**YOUR GOAL**
List all lines in the material below that contain "find".

**GIVEN ENTRIES**
----------------

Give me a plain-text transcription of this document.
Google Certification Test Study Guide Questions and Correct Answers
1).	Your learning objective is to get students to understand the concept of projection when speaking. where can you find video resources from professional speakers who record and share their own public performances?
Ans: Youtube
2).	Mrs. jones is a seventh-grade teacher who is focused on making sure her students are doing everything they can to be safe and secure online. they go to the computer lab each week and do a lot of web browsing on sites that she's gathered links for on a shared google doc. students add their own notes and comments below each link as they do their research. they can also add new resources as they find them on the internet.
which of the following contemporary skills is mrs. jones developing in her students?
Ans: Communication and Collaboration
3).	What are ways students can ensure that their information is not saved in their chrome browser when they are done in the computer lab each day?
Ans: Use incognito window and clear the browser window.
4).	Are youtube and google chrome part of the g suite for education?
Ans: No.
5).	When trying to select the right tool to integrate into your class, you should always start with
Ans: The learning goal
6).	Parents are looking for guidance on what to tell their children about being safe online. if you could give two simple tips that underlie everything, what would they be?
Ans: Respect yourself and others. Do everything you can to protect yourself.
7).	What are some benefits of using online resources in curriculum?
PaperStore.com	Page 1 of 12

----------------

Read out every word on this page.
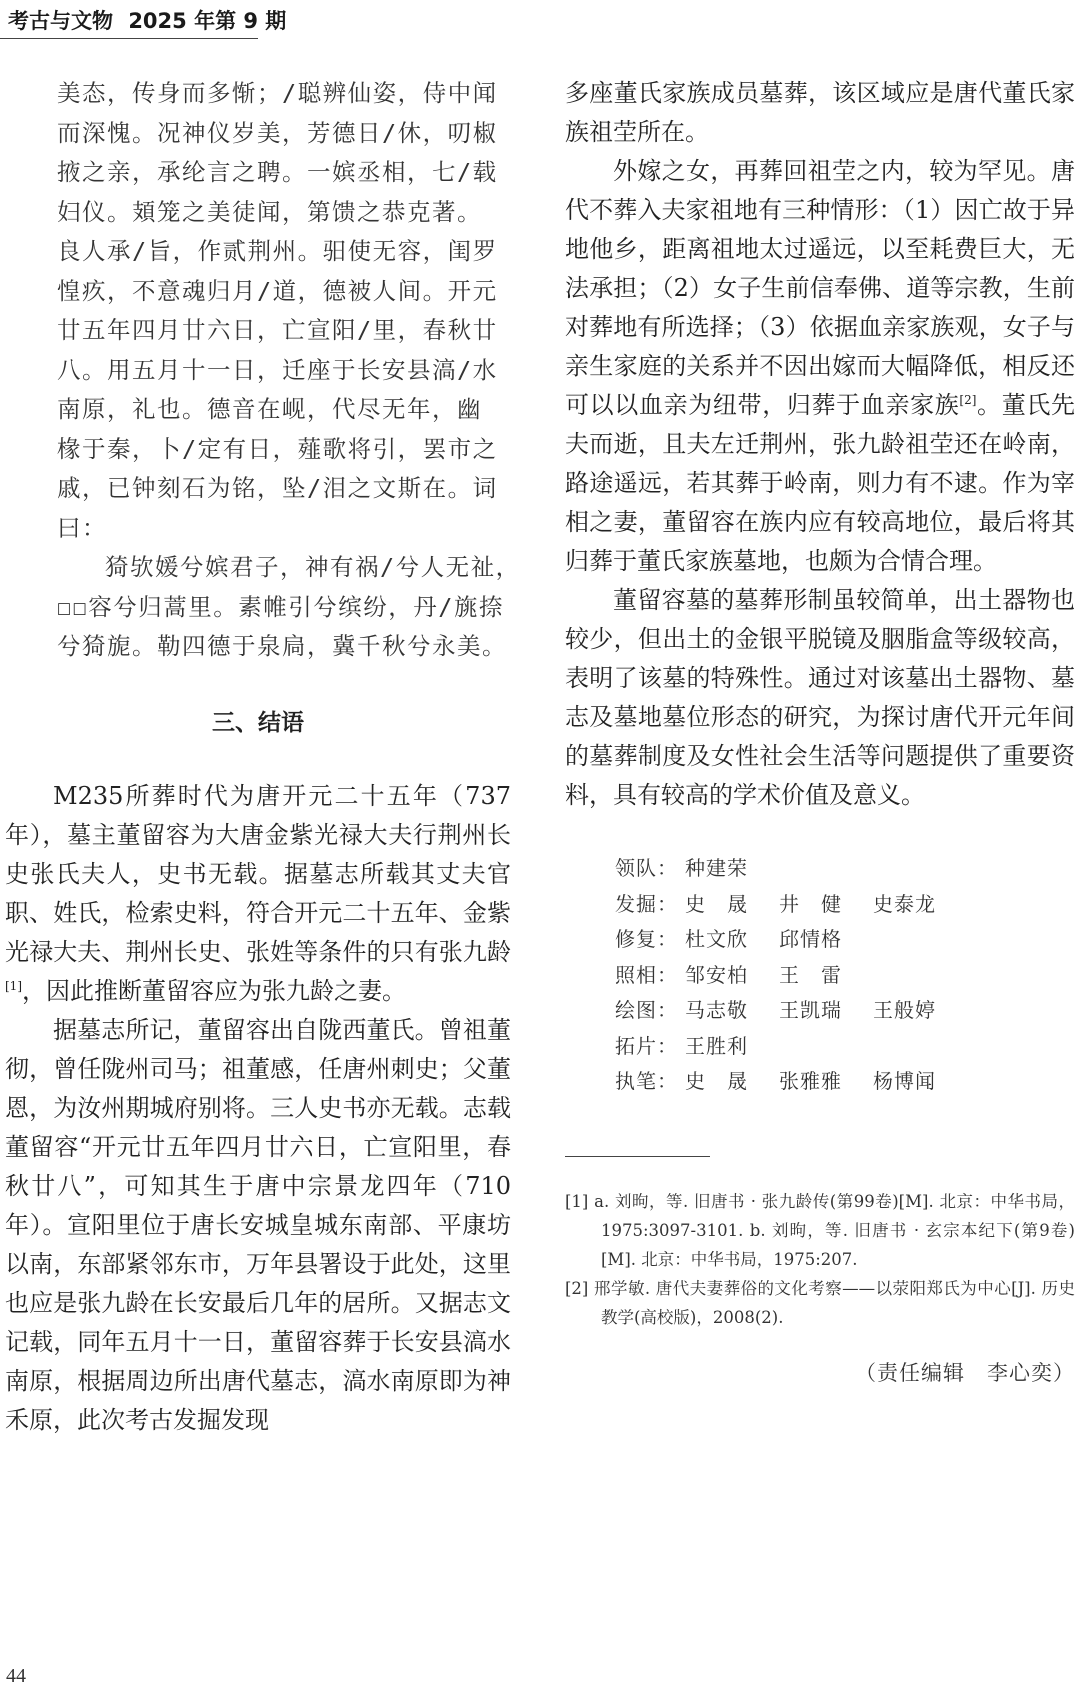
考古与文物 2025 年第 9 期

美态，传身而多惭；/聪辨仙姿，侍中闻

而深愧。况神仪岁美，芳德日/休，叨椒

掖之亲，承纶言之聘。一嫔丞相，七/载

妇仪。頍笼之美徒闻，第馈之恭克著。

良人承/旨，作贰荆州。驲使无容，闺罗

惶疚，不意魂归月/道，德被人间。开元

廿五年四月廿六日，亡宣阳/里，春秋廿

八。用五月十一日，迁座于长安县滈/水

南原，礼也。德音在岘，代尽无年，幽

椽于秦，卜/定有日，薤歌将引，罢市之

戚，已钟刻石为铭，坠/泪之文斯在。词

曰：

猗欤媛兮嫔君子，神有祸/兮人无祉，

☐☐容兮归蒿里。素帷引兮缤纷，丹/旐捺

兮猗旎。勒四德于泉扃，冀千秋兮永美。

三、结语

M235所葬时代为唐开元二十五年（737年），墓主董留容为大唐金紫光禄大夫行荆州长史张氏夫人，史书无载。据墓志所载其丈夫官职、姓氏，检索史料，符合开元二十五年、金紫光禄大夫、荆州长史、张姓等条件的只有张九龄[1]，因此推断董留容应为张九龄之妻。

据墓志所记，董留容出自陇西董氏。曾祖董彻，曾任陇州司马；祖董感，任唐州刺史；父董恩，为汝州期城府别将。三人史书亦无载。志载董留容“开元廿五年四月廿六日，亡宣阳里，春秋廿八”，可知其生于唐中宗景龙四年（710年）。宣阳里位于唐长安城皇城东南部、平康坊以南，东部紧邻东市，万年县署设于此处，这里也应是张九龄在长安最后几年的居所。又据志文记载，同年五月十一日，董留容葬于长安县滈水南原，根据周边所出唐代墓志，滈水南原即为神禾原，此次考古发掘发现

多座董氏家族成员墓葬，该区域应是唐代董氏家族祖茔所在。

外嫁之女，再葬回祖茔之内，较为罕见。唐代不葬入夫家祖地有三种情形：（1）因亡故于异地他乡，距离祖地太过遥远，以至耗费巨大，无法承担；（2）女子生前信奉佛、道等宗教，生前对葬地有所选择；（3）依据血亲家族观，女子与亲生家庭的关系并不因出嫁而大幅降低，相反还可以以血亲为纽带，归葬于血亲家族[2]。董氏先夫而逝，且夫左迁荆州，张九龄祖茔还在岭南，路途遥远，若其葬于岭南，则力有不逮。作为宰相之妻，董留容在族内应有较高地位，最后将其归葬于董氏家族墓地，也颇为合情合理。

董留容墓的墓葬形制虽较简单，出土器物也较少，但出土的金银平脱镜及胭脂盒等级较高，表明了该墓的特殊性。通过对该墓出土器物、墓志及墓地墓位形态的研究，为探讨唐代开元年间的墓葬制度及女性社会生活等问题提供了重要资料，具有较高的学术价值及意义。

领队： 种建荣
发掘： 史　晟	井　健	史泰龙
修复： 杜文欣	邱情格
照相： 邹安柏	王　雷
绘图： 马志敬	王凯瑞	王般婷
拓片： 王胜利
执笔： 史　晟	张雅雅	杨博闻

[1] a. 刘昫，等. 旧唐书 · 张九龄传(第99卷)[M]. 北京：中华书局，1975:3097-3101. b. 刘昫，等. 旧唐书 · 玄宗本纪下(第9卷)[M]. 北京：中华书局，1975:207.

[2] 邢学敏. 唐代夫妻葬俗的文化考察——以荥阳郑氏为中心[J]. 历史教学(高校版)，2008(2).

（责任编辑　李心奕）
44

----------------

**ANSWER TO THE EXERCISE**
1).	Your learning objective is to get students to understand the concept of projection when speaking. where can you find video resources from professional speakers who record and share their own public performances?
2).	Mrs. jones is a seventh-grade teacher who is focused on making sure her students are doing everything they can to be safe and secure online. they go to the computer lab each week and do a lot of web browsing on sites that she's gathered links for on a shared google doc. students add their own notes and comments below each link as they do their research. they can also add new resources as they find them on the internet.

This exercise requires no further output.